## WHAT THE TASK REQUIRES
Reproduce each line from the records that holds "value".

## PROVIDED ENTRIES
⟨

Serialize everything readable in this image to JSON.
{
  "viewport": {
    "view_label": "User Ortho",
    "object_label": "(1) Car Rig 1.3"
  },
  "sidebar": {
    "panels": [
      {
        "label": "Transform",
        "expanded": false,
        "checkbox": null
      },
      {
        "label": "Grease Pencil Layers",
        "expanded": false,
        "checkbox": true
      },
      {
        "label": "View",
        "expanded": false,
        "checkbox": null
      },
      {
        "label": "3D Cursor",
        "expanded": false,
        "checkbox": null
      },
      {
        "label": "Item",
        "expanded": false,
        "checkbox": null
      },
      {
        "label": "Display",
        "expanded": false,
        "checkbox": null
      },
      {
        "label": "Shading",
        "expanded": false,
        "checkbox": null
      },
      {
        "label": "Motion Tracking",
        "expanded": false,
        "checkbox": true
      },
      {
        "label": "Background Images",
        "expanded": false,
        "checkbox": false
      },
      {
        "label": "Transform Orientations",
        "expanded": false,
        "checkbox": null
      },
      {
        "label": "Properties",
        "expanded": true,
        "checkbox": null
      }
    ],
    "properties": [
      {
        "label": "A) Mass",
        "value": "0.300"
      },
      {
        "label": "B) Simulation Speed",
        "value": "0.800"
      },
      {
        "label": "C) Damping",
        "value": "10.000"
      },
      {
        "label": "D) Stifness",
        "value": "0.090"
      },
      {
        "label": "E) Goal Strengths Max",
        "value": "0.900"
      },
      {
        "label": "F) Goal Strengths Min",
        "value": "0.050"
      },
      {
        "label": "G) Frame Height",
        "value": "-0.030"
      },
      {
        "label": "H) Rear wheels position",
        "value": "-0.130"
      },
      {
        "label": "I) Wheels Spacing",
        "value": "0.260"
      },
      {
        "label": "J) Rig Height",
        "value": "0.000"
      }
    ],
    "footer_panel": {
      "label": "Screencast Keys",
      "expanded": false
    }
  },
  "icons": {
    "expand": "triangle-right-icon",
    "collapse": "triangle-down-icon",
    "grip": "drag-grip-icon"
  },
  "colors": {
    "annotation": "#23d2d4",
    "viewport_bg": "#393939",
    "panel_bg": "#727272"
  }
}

⟩

## WRITTEN ANSWER
        "value": "0.300"
        "value": "0.800"
        "value": "10.000"
        "value": "0.090"
        "value": "0.900"
        "value": "0.050"
        "value": "-0.030"
        "value": "-0.130"
        "value": "0.260"
        "value": "0.000"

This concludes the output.